> Consignes
• 1. Répondez à ces questions d'après le texte sur Meifred :
(a) En quelle année paraît « La Société des boulettes » ?
(b) Selon Rabelais, de qui le lanternois est-il la langue maternelle ?
(c) De quel ensemble le personnage de Bruscambille est-il issu ?
• 2. Dressez la liste des personnages du dictionnaire de Meifred que le texte sur Meifred présente comme issus de la geste rabelaisienne.
• 3. Écrivez la suite du texte sur Meifred en reprenant après sa dernière phrase.

En parallèle toujours, Meifred est un écrivain et chansonnier rigolo – «La Société des boulettes» en 1829 («Badinage rimé, dédié à l’inspecteur des mœurs»), ou encore «L’impromptu impossible» en 1849, c’est de lui. Il s’agit là de poésie de coin de table tachée au rouge, admettons-le. Mais on lui doit aussi, en 1837, un travail de plus grande ampleur (quoi que tout aussi allumé, prenez une bonne respiration): le Dictionnaire aristocratique, démocratique et mistigorieux de musique vocale et instrumentale, dans lequel on trouve des digressions sur l’hippiatrique, la gastronomie et la philosophie hermétique et concentrée, pour consoler les personnes qui du vent de bise ont été frappées au nez, et récréer celles qui sont en la misérable servitude du tyran d’Argencourt; le tout aussi à l’usage des gens qui veulent raisonner de l’art musical à tort et à travers sans blesser les lois ridicules du bon sens.

Fait notable: Meifred indique que ledit dictionnaire a été publié “en lanternois”. Or, le lanternois, c’est, selon Rabelais, la langue maternelle de Gargantua et de Pantagruel. Et de fait, l’entier de ce texte est sous patronage rabelaisien – il faut d’ailleurs s’entendre ici sur la notion de «dictionnaire»: Meifred écrit en fait une conversation à multiples intervenants qui, sous une forme dramatique, digressent sur différents éléments du lexique musical – on notera d’ailleurs que ces personnages sont, pour certains, issus de la geste rabelaisienne (Alcofrybas, Bringuenarilles, Trouillogan, Carpalim, Nazdecabre), d’autres de ce que l’on appelle la littérature para-rabelaisienne, celle des imitateurs (c’est le cas de Fessepinte), d’autres encore issus du cheptel des farceurs de l’Hôtel de Bourgogne (Bruscambille), en ajoutant quelques inventions visiblement du fait de Meifred lui-même – ça doit être le cas de Pizcolibikicinidibilitizikibibik.

> Données fournies
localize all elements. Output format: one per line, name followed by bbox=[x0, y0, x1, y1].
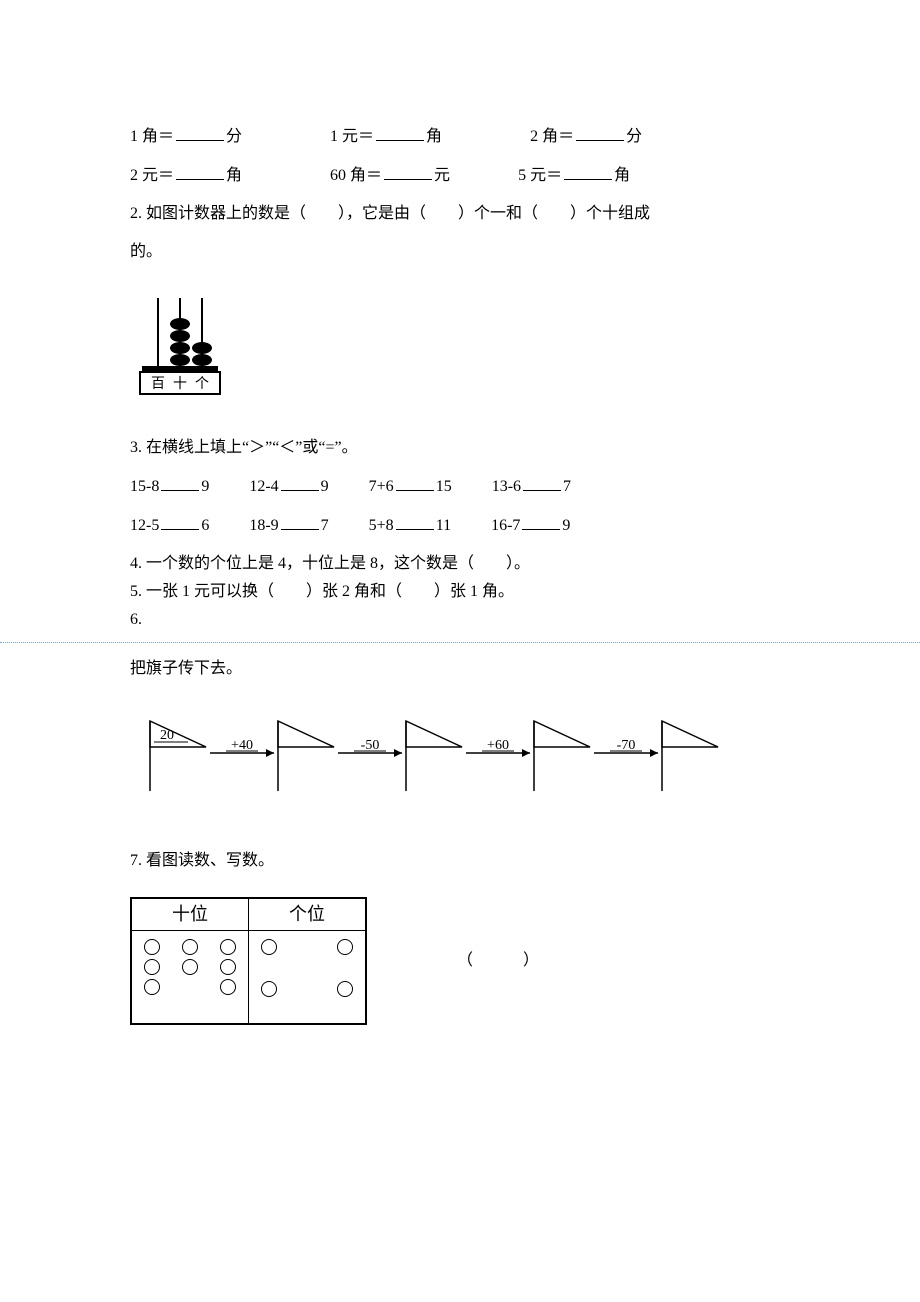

> Réponses par consigne
• 1.
(a) En 1829.
(b) De Gargantua et de Pantagruel.
(c) Du cheptel des farceurs de l'Hôtel de Bourgogne.

• 2. Alcofrybas, Bringuenarilles, Trouillogan, Carpalim, Nazdecabre

• 3.
De quoi parlent ces zigotos? Quelques exemples: «Tremblement – C’est ainsi qu’on désigne le trille qu’exécutent involontairement les musiciens qui se livrent à la boisson.» «Répétition – Je ne connais qu’un seul moyen d’avoir tous les concertans pour une répétition [dit un certain Nulsyfrote], c’est ou de les payer ou de les régaler; sans cela ils promettront et ne viendront pas.» Et il y a celui-ci, qui montre que Meifred ne manque décidément pas d’esprit: «Recette pour avoir du génie – Xarnhpdeznhz cœphzbb nëpthôpernnhn dphzn ptzïôézr comhbaùmpeeerboe ruocâësnhzfitæz; unubuhbmupehœïhepllereondbd, Ioppaddô! temœckgoselakhomgaleocranioizœ httumbicoazlipsanodrim.»

Ça ne rime à pas grand chose, mais ça permet quand même de dire que Meifred a devancé de plusieurs décennies et siècles l’Ursonate dadaïste de Kurt Schwitters, le kobaïen de Magma et les mots de passe Wifi.

 

 

Si j’étais chez vous, je partirais:

Vous trouverez une sélection de concerts dans les notules que je livre, chaque samedi, pour la page Passe-Temps du supplément culturel du Temps. Voici quelques autres idées encore pour les jours à venir:

Samedi 11:

-> Convulsif (Caves du Manoir, Martigny)

Mercredi 15:

-> Alva Noto (Alhambra, Genève, dans le cadre d’Antigel – j’y serai, venez!)

Jeudi 16:

-> Karoline Schreiber & Lucas Niggli (Buffet Nord, Berne)

-> Julien & Yvan (Café du Commerce, Bienne)

Samedi 18:

-> MC Yallah & Debmaster (Dachstock, Berne)

Mercredi 22:

-> La Tène (Cave 12, Genève, dans le cadre d’Antigel)

Jeudi 23:

-> Joke Lanz / Sophie Agnel / Michael Vatcher (Le Singe, Bienne)

Samedi 25:

-> Tobias Preisig (City Club, Pully)

-> The Legendary Pink Dots (Dampfzentrale, Berne)

Une mixtape pour la route?

Vous trouverez ici quelques sons qui m’ont accroché l’oreille dans les derniers jours. Cette fois-ci: Fugazi, Serge Gainsbourg, Sightless Pit, Frank Black, Daryl Palumbo, Pessimist, Godflesh, Tout Bleu, Shellac, Burial, Mick Harris.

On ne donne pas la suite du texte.